Some records:
————

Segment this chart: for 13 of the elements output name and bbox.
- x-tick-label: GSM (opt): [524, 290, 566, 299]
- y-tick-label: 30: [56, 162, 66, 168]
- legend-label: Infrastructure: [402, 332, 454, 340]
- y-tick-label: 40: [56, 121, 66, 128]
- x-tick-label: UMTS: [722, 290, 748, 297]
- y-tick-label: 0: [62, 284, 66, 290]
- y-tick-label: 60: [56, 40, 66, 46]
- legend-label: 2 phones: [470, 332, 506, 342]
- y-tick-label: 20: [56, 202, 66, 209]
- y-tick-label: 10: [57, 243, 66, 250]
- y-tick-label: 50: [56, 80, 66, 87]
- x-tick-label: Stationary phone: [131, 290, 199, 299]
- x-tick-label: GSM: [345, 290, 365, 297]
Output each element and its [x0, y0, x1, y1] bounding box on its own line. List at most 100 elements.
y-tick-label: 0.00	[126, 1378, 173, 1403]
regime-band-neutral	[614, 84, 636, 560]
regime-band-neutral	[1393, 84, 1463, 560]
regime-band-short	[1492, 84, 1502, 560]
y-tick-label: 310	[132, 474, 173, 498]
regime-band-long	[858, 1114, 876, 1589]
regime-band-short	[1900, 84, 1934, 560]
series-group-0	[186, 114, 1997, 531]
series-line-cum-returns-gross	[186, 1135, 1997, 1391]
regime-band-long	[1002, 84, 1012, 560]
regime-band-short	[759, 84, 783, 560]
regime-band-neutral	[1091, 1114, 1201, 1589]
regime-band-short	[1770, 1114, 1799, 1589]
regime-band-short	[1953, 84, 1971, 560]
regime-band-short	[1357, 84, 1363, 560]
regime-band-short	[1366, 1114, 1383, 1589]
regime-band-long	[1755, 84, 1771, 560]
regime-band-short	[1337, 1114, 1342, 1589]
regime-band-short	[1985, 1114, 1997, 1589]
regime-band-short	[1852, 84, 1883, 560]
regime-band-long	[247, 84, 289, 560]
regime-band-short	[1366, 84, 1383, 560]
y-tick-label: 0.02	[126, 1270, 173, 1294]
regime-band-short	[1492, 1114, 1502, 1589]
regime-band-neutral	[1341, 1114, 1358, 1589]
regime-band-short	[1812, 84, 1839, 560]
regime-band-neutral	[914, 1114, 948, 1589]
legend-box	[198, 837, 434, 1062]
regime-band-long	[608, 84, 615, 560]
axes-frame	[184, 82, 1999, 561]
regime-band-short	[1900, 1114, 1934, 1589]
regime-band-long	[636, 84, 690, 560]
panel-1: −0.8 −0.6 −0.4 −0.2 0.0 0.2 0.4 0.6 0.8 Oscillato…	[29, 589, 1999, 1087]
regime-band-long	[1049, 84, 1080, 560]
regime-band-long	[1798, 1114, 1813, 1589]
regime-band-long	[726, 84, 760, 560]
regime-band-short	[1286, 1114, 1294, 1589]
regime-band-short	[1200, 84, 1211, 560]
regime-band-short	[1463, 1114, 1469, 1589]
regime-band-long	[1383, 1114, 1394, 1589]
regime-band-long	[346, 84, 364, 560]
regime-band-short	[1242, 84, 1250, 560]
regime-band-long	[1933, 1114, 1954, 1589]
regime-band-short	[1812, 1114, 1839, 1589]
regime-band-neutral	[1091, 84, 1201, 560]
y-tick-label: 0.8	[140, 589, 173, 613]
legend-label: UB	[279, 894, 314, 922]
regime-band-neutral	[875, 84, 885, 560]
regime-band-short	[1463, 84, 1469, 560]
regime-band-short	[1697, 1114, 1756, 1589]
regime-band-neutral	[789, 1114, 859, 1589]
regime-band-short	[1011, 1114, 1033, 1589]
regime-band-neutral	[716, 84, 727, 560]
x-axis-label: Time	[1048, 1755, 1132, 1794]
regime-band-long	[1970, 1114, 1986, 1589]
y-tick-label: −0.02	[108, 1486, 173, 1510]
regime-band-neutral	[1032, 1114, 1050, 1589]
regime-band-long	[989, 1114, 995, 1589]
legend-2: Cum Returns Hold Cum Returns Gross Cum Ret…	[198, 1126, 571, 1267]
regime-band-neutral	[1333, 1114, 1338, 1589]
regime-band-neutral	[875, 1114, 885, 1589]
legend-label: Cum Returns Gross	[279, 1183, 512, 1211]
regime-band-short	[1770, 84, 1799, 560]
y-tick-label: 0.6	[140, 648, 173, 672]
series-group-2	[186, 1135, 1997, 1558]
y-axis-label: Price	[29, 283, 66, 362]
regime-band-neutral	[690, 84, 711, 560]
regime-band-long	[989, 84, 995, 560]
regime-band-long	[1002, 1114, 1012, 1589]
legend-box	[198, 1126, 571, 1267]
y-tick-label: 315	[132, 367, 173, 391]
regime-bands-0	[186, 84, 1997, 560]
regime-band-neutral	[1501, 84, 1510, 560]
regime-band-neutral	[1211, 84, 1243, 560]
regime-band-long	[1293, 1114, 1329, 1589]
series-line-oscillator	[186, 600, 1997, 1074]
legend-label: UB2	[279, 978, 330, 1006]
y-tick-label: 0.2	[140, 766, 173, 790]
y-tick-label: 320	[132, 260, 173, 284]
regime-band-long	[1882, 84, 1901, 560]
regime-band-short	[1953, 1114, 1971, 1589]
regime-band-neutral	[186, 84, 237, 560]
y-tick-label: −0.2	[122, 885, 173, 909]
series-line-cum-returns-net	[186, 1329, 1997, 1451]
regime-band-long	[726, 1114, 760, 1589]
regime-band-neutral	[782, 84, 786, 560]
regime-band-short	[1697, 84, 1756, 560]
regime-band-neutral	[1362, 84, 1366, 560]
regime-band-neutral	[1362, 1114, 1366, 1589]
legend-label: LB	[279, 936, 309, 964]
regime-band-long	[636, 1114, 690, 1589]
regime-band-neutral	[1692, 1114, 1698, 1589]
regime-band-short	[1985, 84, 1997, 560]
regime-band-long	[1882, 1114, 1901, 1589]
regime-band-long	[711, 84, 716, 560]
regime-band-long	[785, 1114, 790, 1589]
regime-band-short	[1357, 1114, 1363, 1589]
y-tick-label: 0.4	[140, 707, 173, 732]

————

INSTRUCTION
Copy the material above exactly, from its first line through the line containing "- y-tick-label: 20: [56, 202, 66, 209]".

COMPLETE RESPONSE
Segment this chart: for 13 of the elements output name and bbox.
- x-tick-label: GSM (opt): [524, 290, 566, 299]
- y-tick-label: 30: [56, 162, 66, 168]
- legend-label: Infrastructure: [402, 332, 454, 340]
- y-tick-label: 40: [56, 121, 66, 128]
- x-tick-label: UMTS: [722, 290, 748, 297]
- y-tick-label: 0: [62, 284, 66, 290]
- y-tick-label: 60: [56, 40, 66, 46]
- legend-label: 2 phones: [470, 332, 506, 342]
- y-tick-label: 20: [56, 202, 66, 209]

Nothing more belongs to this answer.